— start Records to use —

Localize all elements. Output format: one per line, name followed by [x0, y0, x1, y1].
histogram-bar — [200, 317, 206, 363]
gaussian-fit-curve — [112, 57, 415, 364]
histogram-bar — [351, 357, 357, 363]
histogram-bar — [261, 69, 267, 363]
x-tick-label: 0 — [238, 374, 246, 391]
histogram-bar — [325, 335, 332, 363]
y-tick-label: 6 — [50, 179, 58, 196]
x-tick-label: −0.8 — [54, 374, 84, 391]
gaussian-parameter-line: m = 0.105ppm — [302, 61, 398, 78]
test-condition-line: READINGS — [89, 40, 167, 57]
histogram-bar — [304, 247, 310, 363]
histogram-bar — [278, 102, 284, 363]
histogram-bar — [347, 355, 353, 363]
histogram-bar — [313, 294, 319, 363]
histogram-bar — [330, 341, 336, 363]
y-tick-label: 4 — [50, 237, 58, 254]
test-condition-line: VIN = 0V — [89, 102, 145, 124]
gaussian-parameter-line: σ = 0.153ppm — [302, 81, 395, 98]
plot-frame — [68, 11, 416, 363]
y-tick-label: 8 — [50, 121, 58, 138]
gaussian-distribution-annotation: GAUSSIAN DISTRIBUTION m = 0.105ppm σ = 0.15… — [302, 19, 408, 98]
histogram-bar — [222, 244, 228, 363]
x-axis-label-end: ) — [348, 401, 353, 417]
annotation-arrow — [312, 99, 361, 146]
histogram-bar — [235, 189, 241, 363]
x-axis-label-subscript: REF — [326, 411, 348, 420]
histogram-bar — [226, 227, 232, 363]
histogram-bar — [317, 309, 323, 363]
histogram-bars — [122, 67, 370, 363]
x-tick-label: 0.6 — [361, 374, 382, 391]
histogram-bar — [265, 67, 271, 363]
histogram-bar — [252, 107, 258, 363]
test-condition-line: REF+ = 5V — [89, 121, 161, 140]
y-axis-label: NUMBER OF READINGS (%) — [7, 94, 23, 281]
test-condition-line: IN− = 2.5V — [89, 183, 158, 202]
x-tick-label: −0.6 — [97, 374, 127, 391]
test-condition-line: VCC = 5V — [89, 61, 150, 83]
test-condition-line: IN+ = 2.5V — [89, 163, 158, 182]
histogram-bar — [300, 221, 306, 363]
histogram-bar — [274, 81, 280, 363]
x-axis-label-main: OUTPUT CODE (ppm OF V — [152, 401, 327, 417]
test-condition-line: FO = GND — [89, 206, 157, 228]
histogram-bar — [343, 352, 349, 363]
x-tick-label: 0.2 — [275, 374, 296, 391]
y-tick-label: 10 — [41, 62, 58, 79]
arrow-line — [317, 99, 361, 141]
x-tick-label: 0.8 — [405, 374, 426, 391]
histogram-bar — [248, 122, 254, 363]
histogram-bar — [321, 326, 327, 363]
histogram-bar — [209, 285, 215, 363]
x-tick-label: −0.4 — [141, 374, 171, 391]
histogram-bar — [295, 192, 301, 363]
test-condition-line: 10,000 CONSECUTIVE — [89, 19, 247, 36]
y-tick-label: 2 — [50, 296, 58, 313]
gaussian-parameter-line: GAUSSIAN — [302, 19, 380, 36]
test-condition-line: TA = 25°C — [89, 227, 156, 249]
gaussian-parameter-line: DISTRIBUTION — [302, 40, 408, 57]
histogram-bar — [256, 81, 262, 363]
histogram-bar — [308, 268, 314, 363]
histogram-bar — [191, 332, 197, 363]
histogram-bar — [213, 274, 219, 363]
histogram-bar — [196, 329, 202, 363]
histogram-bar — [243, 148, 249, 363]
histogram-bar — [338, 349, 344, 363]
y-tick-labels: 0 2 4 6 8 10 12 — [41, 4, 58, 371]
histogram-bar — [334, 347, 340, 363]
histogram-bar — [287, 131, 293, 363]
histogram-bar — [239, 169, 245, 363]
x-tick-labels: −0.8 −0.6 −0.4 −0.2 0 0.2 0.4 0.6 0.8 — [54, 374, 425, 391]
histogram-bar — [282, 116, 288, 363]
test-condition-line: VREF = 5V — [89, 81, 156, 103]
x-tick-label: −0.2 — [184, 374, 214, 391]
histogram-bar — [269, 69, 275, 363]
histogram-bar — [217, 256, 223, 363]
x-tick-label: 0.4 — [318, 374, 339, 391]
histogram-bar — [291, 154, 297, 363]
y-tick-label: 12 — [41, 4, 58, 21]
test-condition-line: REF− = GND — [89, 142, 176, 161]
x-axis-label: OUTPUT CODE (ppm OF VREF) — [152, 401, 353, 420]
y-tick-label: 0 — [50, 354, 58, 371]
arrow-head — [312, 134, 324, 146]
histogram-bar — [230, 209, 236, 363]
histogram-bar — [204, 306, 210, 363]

— end Records to use —

Written task: Copy out the records word for word, from the start of the records through the line containing "test-condition-line: VIN = 0V", both ends included.

Solution to the exercise:
Localize all elements. Output format: one per line, name followed by [x0, y0, x1, y1].
histogram-bar — [200, 317, 206, 363]
gaussian-fit-curve — [112, 57, 415, 364]
histogram-bar — [351, 357, 357, 363]
histogram-bar — [261, 69, 267, 363]
x-tick-label: 0 — [238, 374, 246, 391]
histogram-bar — [325, 335, 332, 363]
y-tick-label: 6 — [50, 179, 58, 196]
x-tick-label: −0.8 — [54, 374, 84, 391]
gaussian-parameter-line: m = 0.105ppm — [302, 61, 398, 78]
test-condition-line: READINGS — [89, 40, 167, 57]
histogram-bar — [304, 247, 310, 363]
histogram-bar — [278, 102, 284, 363]
histogram-bar — [347, 355, 353, 363]
histogram-bar — [313, 294, 319, 363]
histogram-bar — [330, 341, 336, 363]
y-tick-label: 4 — [50, 237, 58, 254]
test-condition-line: VIN = 0V — [89, 102, 145, 124]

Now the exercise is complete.